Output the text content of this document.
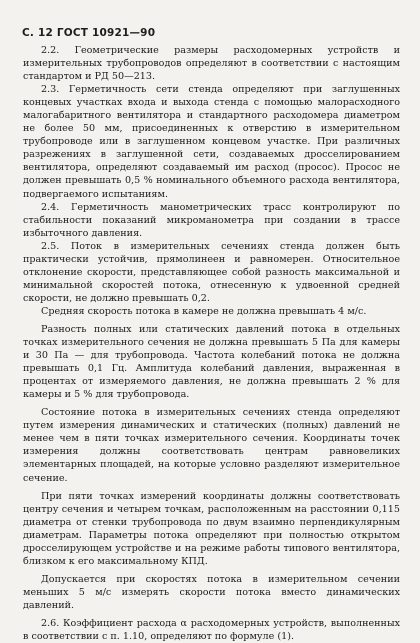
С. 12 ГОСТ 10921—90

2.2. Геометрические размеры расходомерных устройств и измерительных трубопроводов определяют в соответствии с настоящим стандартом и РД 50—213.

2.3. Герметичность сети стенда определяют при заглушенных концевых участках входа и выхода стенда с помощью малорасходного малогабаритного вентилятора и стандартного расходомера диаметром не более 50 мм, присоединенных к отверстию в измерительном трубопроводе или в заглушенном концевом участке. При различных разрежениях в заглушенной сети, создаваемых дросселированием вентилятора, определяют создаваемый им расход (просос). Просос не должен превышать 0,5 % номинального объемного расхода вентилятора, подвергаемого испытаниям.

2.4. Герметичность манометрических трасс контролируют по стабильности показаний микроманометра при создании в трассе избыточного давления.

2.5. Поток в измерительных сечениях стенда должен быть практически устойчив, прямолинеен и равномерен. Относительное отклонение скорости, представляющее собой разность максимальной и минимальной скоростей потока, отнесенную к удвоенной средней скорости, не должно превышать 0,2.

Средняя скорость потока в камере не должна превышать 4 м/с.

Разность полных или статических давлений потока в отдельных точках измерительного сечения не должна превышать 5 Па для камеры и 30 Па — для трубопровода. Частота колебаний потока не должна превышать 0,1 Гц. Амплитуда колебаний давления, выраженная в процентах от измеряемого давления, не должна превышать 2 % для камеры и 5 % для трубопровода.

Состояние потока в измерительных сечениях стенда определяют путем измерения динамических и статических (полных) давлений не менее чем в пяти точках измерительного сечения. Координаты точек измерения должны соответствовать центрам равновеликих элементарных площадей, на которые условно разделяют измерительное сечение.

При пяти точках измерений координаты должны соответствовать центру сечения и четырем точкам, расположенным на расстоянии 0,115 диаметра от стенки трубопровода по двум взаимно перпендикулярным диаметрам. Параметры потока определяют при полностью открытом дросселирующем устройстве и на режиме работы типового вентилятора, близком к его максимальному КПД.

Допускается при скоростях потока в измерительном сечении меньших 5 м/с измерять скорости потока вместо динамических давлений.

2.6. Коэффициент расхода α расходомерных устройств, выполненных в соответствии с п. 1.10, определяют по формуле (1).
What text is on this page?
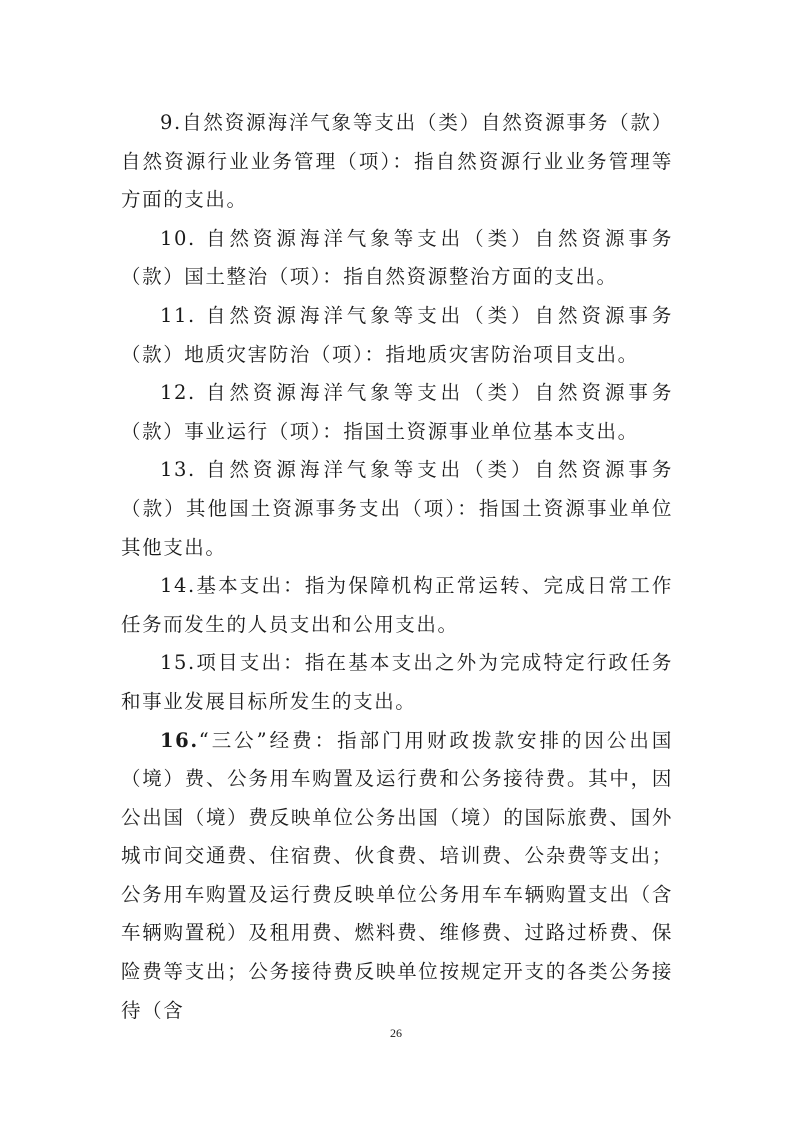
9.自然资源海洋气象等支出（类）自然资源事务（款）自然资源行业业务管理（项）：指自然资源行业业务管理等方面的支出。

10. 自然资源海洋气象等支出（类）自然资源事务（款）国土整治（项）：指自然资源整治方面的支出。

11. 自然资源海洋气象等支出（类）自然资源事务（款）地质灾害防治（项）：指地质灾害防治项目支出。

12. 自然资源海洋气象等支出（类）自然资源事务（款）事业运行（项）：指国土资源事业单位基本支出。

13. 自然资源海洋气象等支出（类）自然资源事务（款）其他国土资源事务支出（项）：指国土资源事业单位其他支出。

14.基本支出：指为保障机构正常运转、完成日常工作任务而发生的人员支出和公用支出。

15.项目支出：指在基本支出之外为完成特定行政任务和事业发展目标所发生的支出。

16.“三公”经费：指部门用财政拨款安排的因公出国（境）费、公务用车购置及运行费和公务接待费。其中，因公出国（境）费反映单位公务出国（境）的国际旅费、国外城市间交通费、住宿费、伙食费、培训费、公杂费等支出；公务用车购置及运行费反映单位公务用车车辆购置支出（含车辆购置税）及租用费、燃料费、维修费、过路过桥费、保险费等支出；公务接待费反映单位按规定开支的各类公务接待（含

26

----

What is being asked: Look through the entries above for the word "должна". Copy every line where it shows up.

Result:
Средняя скорость потока в камере не должна превышать 4 м/с.
Разность полных или статических давлений потока в отдельных точках измерительного сечения не должна превышать 5 Па для камеры и 30 Па — для трубопровода. Частота колебаний потока не должна превышать 0,1 Гц. Амплитуда колебаний давления, выраженная в процентах от измеряемого давления, не должна превышать 2 % для камеры и 5 % для трубопровода.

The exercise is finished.